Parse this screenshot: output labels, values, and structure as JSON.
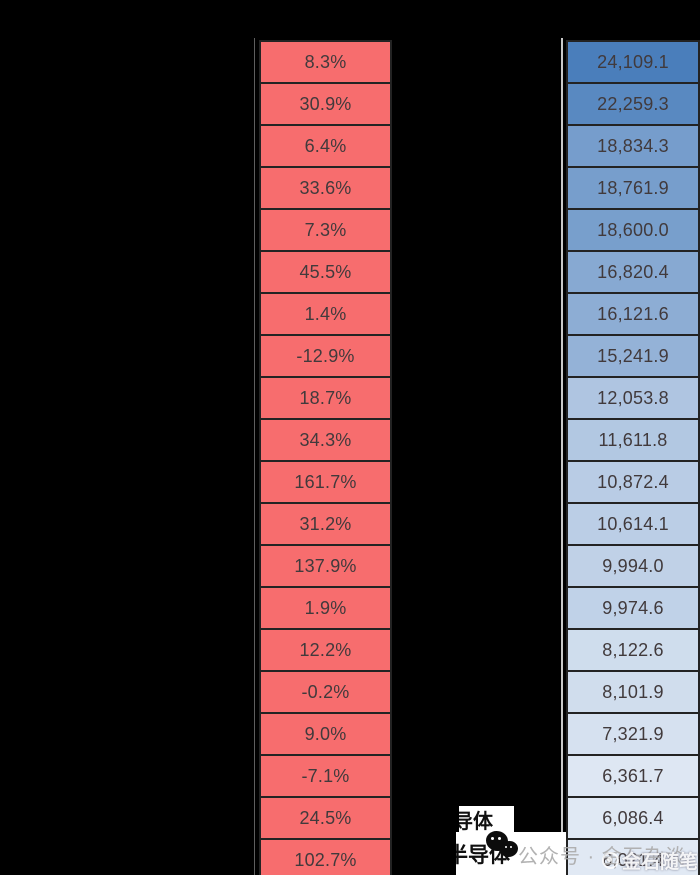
{
  "colors": {
    "background": "#000000",
    "cell_border": "#232323",
    "cell_text": "#413a3c",
    "percent_fill": "#f76d6e",
    "value_scale_max_color": "#4a7ebb",
    "value_scale_min_color": "#e1e9f4",
    "watermark_gray": "#acacac",
    "watermark_white": "#ffffff",
    "label_box_bg": "#ffffff"
  },
  "chart_data": {
    "type": "table",
    "columns": [
      {
        "id": "percent_change",
        "style": "solid-red-fill"
      },
      {
        "id": "value",
        "style": "blue-color-scale-high-to-low"
      }
    ],
    "rows": [
      {
        "percent_change": "8.3%",
        "value": "24,109.1"
      },
      {
        "percent_change": "30.9%",
        "value": "22,259.3"
      },
      {
        "percent_change": "6.4%",
        "value": "18,834.3"
      },
      {
        "percent_change": "33.6%",
        "value": "18,761.9"
      },
      {
        "percent_change": "7.3%",
        "value": "18,600.0"
      },
      {
        "percent_change": "45.5%",
        "value": "16,820.4"
      },
      {
        "percent_change": "1.4%",
        "value": "16,121.6"
      },
      {
        "percent_change": "-12.9%",
        "value": "15,241.9"
      },
      {
        "percent_change": "18.7%",
        "value": "12,053.8"
      },
      {
        "percent_change": "34.3%",
        "value": "11,611.8"
      },
      {
        "percent_change": "161.7%",
        "value": "10,872.4"
      },
      {
        "percent_change": "31.2%",
        "value": "10,614.1"
      },
      {
        "percent_change": "137.9%",
        "value": "9,994.0"
      },
      {
        "percent_change": "1.9%",
        "value": "9,974.6"
      },
      {
        "percent_change": "12.2%",
        "value": "8,122.6"
      },
      {
        "percent_change": "-0.2%",
        "value": "8,101.9"
      },
      {
        "percent_change": "9.0%",
        "value": "7,321.9"
      },
      {
        "percent_change": "-7.1%",
        "value": "6,361.7"
      },
      {
        "percent_change": "24.5%",
        "value": "6,086.4"
      },
      {
        "percent_change": "102.7%",
        "value": "6,021.4"
      }
    ]
  },
  "watermarks": {
    "clipped_label_top": "导体",
    "clipped_label_bottom": "半导体",
    "account_watermark": "公众号 · 金石杂谈",
    "brand_watermark": "金石随笔"
  }
}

STATED GOAL
Above is a listing; report how many of its lines include the word "ffffff", giving the number only.

SOLUTION FOR THIS EXERCISE
2